Andrés Mauricio Muñoz
La muerte anda suelta
Pablo Montoya
Random House,
Bogotá, 2023, pp. 296
La obstinación por la muerte en la narrativa breve de Pablo Montoya
Como escritor nunca he podido sustraerme de una obsesión pertinaz por advertir los mecanismos que activan y sostienen el proceso de escritura de un cuento; me refiero no solo a la idea primigenia, a la imagen que se instaló en la mente del autor, sino a ese intrincado engranaje narrativo que lo lleva a término. En mi caso el detonante inicial suele ser de carácter arbitrario, pues puede suscitarse a raíz de una conversación escuchada de manera clandestina, una imagen impactante o una frase dicha que se empecina en dar vueltas dentro de mi cabeza.
……Pienso en esto a raíz de la lectura de la antología de cuentos La muerte anda suelta, del escritor colombiano Pablo Montoya, publicada por Random House en 2023. Es antología por cuanto reúne tres libros publicados por Montoya: Cuentos de Niquía (Vericuetos, 1996), Réquiem por un fantasma (Hombre nuevo editores, 2006) y El beso de la noche (Panamericana editorial, 2010). En este caso lo que me deslumbra es descubrir que estas publicaciones, aparecidas en un rango de casi quince años, dejan entrever todo un derrotero literario, una obsesión por registrar una época en lo que a la muerte violenta se refiere. No creo que Montoya haya concebido esta idea desde un inicio, como una suerte de trilogía, pero sí que el proceso de escritura daba cuenta de pulsiones narrativas que lo acompañaron durante mucho tiempo, que le señalaban el camino, sembrándole a diario las historias, delineándole los personajes, su angustia, la desesperanza por las circunstancias adversas en las que se desarrollaban sus vidas, pero a las que se aferraban con el estoicismo de quien no conoce la derrota aunque esté mordiendo el polvo. Perdida entre los cuentos se lee una frase que parece la premisa de este libro: Cada uno tiene su manera de comprender los signos que anteceden la debacle de una época.

- **Consigna**:
Según la reseña, ¿qué tres libros de Pablo Montoya reúne la antología La muerte anda suelta? Los registros proceden de otra fuente, ajena a este texto.

- **Registros dados**:
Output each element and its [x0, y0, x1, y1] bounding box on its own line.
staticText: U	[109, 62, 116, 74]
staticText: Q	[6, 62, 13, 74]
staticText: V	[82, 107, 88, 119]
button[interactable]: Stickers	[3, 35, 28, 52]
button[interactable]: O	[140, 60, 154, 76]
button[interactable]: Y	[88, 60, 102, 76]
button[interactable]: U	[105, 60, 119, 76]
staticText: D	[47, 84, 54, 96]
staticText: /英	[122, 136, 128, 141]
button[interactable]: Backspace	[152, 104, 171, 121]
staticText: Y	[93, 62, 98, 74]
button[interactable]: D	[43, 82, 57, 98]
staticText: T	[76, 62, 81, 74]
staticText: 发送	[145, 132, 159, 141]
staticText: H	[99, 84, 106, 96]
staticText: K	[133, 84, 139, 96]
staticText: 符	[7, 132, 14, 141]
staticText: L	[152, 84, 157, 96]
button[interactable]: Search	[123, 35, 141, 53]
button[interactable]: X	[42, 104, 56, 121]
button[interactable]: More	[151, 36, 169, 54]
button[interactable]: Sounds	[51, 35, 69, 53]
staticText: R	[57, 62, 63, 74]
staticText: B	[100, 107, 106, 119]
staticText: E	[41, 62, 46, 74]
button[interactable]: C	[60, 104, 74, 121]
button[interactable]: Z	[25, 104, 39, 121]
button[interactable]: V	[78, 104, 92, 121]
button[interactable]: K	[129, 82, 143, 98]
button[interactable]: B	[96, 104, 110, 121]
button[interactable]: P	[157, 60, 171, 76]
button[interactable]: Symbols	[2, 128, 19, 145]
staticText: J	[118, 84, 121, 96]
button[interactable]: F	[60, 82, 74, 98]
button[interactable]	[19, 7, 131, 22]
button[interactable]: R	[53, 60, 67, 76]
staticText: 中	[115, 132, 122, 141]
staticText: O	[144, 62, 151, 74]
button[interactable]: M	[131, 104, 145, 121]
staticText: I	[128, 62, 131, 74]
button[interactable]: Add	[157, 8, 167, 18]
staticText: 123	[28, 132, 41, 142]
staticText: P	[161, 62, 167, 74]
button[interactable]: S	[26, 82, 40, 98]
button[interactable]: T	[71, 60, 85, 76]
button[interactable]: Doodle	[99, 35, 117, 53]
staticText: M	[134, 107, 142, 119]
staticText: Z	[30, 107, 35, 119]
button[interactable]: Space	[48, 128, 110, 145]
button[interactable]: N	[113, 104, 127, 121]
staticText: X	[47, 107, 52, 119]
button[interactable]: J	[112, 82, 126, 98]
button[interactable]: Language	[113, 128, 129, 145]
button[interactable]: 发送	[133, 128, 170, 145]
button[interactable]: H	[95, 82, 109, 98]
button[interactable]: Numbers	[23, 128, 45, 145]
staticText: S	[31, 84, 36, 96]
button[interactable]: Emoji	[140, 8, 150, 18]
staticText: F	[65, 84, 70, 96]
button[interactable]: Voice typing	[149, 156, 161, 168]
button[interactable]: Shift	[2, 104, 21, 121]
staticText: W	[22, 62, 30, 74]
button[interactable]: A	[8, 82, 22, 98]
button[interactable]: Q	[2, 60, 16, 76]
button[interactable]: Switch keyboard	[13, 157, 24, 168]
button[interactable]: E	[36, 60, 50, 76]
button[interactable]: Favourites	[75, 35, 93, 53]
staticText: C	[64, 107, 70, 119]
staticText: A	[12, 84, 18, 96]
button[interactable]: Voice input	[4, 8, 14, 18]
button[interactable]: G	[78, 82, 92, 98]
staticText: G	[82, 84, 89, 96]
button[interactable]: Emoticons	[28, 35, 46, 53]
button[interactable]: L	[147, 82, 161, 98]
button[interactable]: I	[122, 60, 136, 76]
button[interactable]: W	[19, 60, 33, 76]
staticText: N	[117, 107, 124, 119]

- **Respuesta esperada**:
Cuentos de Niquía, Réquiem por un fantasma y El beso de la noche.